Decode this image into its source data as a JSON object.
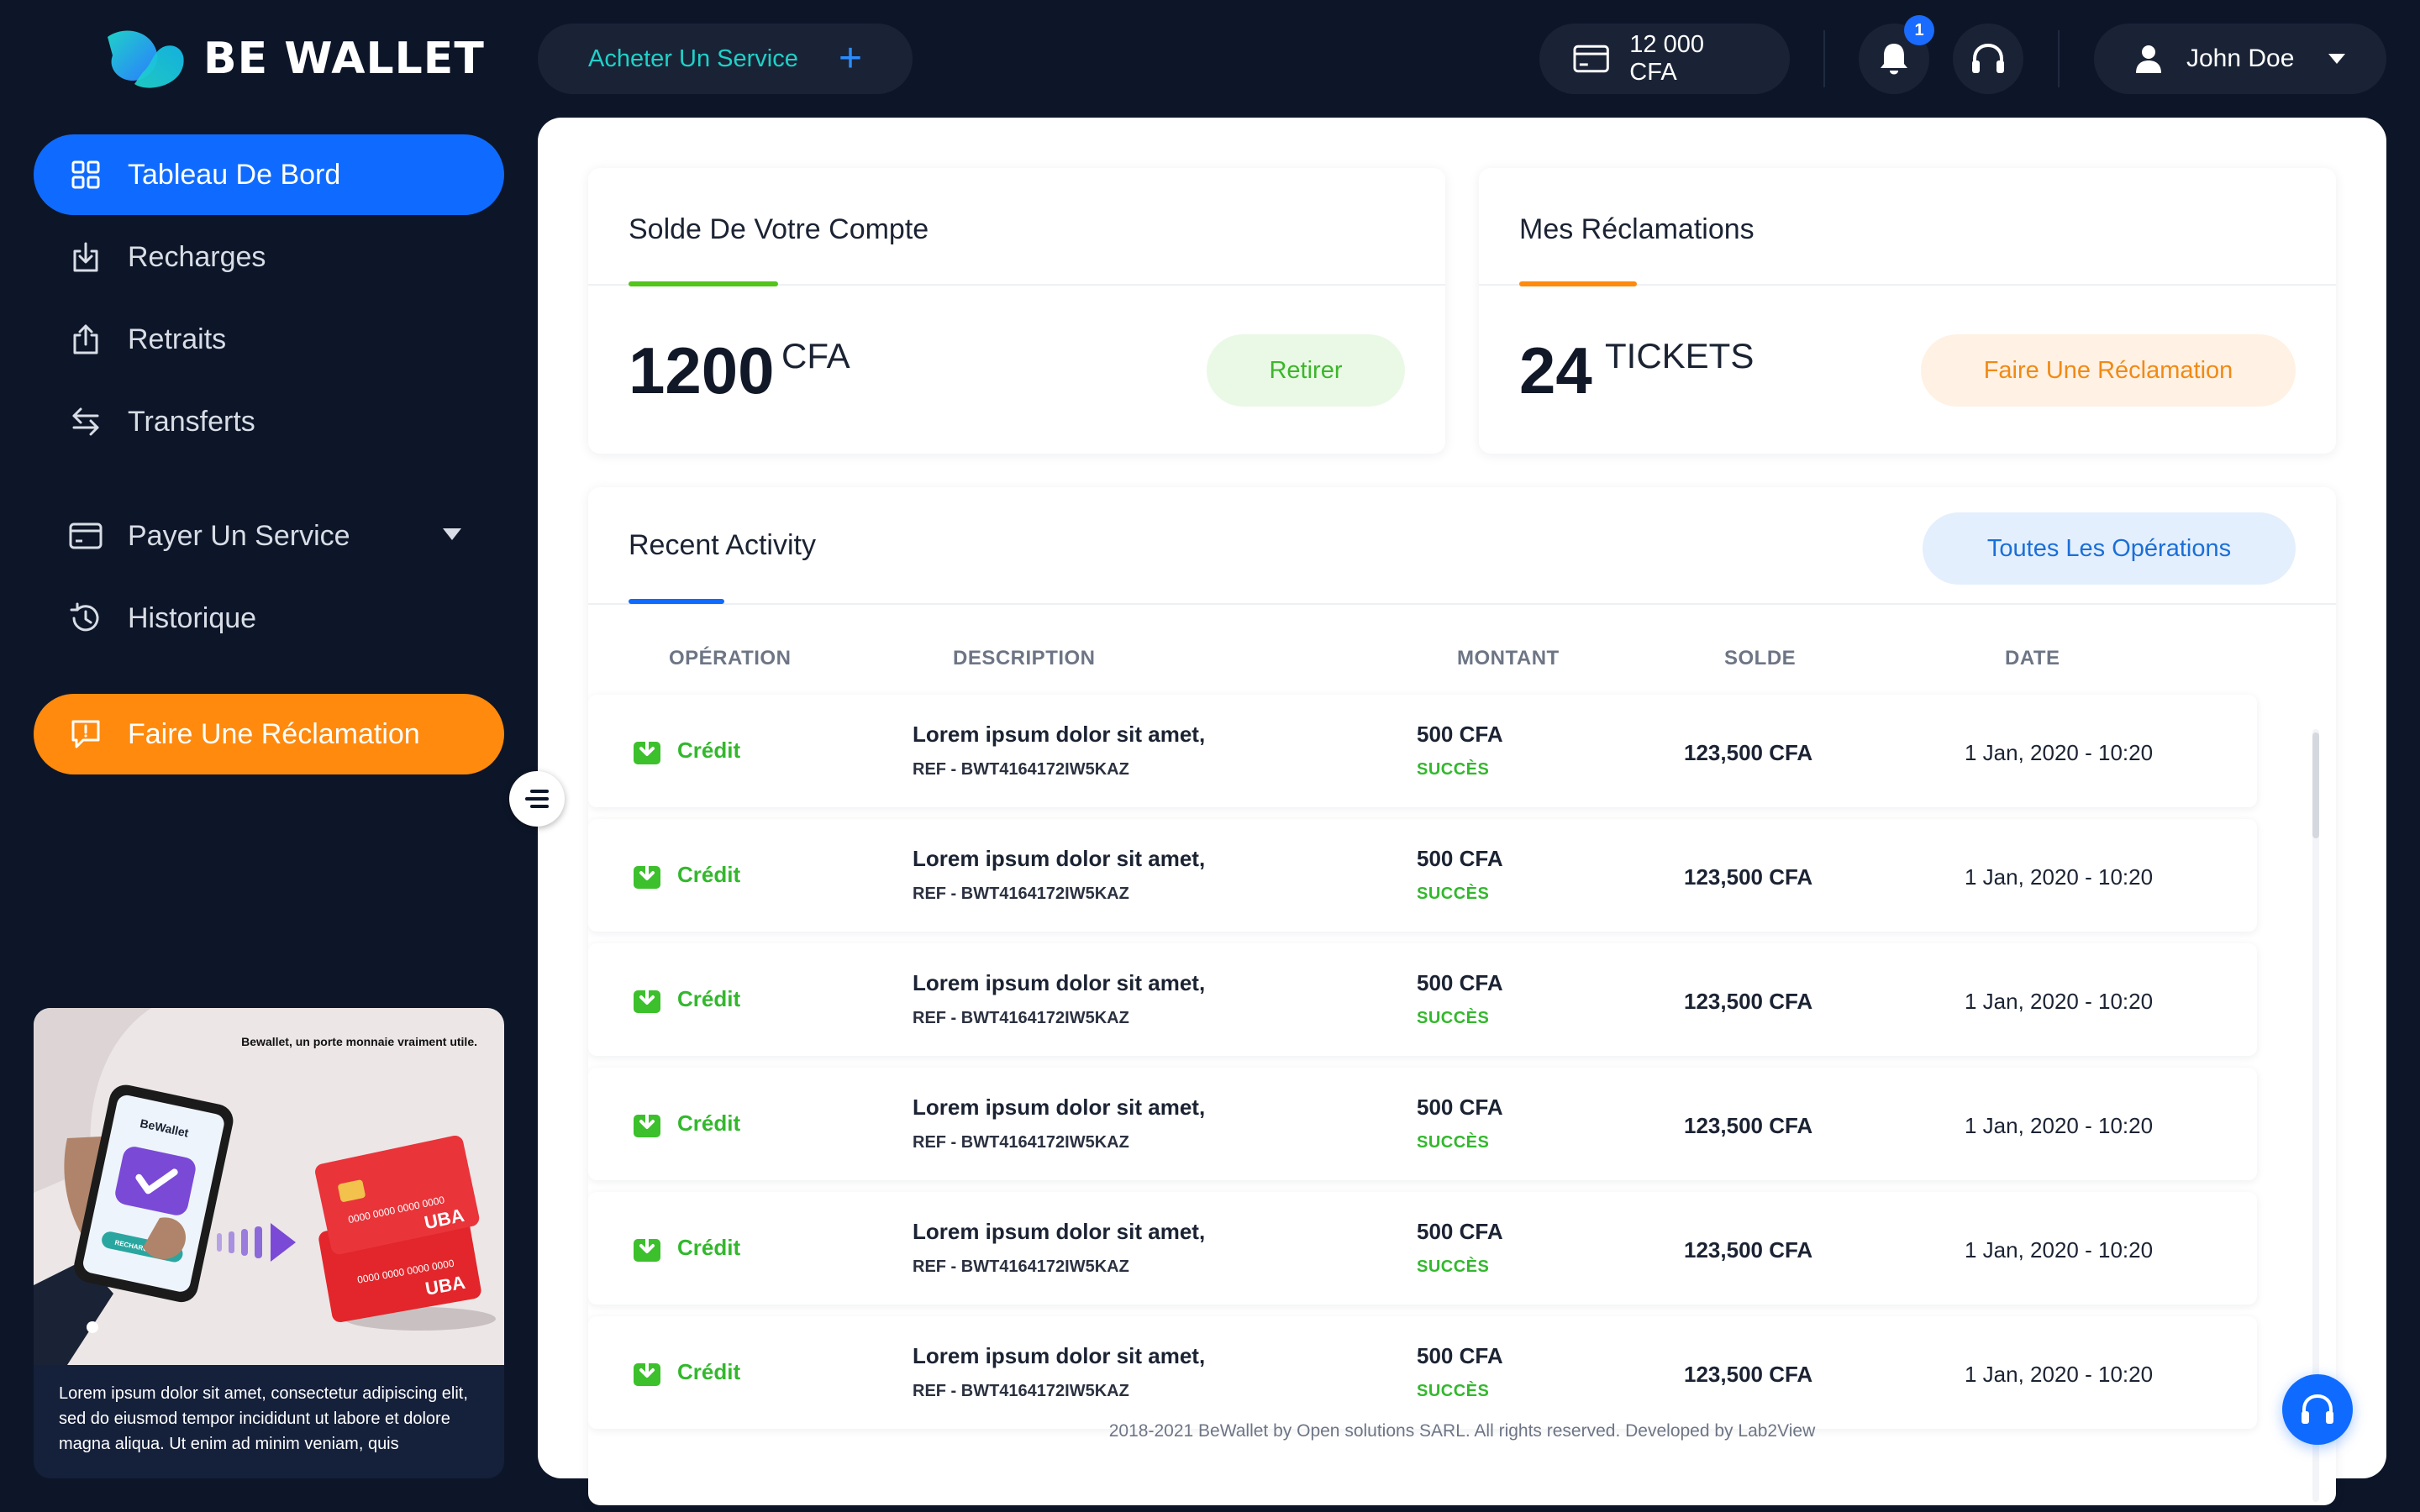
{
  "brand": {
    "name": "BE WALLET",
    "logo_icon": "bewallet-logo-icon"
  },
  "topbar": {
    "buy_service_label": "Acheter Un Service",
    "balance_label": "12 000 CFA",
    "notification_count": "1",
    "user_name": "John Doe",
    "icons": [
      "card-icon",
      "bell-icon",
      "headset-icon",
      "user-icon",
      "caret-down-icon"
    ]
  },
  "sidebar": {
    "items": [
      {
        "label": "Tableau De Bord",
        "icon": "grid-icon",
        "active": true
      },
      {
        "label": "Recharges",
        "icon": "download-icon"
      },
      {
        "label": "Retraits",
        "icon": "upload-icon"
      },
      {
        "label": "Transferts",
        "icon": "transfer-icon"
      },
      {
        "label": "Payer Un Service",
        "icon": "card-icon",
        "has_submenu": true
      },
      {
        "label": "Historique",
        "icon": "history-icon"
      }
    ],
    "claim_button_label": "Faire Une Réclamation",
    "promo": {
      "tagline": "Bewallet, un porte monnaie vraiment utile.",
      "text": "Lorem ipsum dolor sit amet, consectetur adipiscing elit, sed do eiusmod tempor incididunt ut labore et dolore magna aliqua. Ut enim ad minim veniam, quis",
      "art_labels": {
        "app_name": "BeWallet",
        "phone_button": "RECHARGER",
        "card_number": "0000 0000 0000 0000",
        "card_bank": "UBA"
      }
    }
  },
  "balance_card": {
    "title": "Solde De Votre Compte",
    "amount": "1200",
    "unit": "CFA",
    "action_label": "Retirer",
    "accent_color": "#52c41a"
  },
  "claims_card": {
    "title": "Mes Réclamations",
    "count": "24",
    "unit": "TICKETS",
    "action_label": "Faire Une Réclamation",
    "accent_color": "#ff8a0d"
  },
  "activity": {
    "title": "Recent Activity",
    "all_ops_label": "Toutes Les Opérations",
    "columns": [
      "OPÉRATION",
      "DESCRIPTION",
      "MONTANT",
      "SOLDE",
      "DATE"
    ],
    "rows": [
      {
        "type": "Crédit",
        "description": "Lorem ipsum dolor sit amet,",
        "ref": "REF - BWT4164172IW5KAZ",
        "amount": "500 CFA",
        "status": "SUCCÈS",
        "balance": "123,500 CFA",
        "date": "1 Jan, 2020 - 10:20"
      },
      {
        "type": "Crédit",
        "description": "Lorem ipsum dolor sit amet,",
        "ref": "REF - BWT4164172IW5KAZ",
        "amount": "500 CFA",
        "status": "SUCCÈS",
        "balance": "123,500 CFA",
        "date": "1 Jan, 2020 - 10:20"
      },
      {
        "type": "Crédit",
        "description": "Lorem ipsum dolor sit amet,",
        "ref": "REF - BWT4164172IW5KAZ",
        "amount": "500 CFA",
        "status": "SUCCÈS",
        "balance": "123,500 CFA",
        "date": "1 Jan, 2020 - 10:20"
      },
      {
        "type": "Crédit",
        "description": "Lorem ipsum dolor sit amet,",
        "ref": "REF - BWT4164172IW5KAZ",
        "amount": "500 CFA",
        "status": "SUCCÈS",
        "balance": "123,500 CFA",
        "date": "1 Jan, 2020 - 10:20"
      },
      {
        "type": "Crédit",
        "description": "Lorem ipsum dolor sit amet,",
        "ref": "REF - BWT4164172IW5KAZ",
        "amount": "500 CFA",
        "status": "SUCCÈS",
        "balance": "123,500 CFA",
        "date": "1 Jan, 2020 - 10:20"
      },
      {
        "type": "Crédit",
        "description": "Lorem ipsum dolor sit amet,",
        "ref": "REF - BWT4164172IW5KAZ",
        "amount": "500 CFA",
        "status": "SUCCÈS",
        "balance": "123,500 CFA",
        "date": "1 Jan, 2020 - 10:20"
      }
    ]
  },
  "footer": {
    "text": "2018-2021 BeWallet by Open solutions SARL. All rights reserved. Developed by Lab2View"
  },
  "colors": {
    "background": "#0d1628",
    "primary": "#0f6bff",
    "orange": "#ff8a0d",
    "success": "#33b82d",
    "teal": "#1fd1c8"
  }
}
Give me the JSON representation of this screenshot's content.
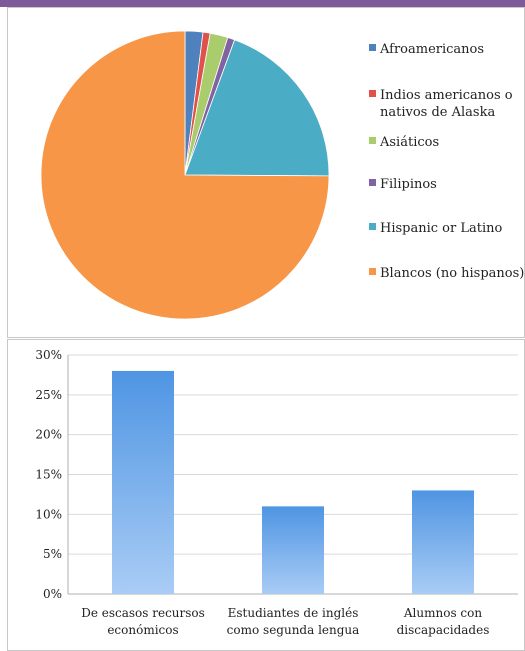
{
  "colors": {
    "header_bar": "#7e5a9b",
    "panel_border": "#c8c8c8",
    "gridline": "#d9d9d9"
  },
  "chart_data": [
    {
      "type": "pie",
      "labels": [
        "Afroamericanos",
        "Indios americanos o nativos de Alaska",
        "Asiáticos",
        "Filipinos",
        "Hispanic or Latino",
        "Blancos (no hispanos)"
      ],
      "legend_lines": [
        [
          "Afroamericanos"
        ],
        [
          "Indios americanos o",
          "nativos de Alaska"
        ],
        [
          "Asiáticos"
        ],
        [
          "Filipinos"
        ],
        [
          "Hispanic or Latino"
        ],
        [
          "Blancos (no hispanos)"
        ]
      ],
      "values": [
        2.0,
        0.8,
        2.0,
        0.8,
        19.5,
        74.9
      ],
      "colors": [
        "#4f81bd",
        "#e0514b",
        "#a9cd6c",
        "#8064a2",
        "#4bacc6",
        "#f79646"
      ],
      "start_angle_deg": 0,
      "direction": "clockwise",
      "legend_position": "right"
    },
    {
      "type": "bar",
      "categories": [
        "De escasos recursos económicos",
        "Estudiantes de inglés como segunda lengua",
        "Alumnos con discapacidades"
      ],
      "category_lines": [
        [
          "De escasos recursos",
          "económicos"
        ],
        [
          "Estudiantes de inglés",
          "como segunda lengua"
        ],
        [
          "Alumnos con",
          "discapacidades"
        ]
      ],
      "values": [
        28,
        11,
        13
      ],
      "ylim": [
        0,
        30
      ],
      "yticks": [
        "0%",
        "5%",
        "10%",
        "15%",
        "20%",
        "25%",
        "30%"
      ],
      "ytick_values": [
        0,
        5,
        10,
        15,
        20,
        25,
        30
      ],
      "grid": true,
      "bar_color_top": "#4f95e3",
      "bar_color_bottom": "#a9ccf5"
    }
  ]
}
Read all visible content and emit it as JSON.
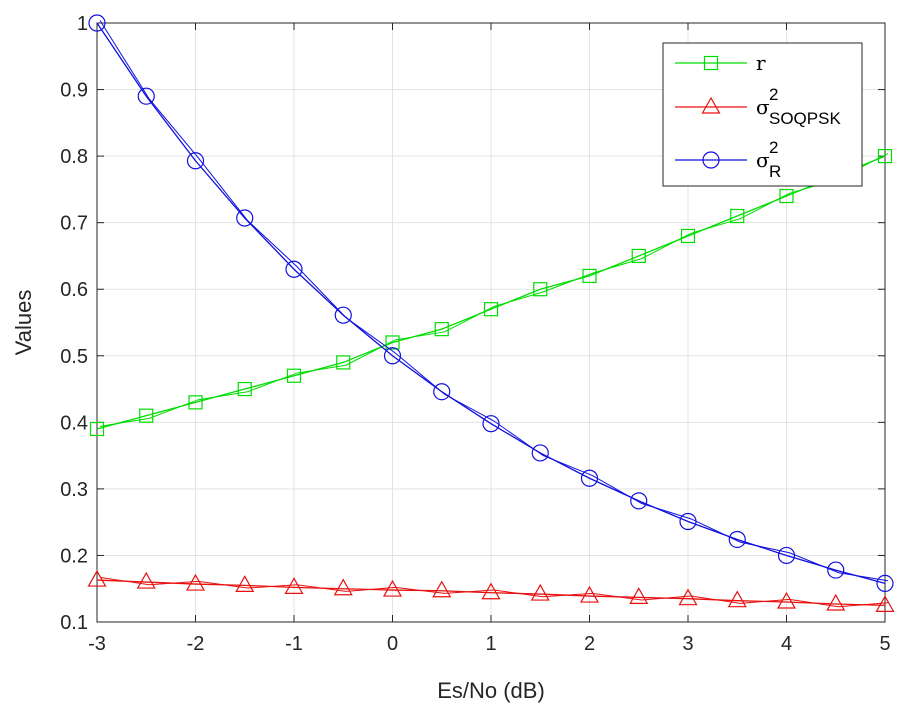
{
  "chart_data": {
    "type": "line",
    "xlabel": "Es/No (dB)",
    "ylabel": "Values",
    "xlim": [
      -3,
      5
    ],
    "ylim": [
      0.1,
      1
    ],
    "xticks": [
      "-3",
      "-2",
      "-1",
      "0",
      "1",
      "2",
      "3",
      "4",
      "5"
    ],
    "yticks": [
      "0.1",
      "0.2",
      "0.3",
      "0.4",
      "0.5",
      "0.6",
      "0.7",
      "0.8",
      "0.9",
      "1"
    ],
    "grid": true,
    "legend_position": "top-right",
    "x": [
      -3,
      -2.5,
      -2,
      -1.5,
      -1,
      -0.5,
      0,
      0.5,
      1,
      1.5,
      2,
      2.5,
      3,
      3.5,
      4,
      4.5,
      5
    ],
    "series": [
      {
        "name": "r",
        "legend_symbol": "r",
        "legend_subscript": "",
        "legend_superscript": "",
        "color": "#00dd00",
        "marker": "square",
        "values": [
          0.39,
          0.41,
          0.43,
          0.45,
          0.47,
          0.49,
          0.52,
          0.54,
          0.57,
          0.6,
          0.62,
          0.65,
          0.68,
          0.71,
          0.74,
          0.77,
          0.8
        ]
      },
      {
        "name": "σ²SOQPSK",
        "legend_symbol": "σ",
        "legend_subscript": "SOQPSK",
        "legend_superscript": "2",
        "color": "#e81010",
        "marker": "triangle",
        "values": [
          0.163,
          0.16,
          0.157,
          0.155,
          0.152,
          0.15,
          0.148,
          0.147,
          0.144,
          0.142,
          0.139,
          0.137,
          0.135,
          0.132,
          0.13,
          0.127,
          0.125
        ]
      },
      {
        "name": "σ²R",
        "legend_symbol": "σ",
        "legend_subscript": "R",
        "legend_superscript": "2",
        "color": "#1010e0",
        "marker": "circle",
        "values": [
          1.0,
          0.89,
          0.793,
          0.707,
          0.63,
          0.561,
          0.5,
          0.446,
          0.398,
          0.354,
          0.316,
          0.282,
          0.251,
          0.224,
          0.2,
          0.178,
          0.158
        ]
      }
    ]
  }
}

______

■ **WHAT YOU NEED TO DO**:
Look through the entries above; copy each line where the string "Faire" appears.

■ **EXERCISE RESPONSE**:
    "claim_button_label": "Faire Une Réclamation",
    "action_label": "Faire Une Réclamation",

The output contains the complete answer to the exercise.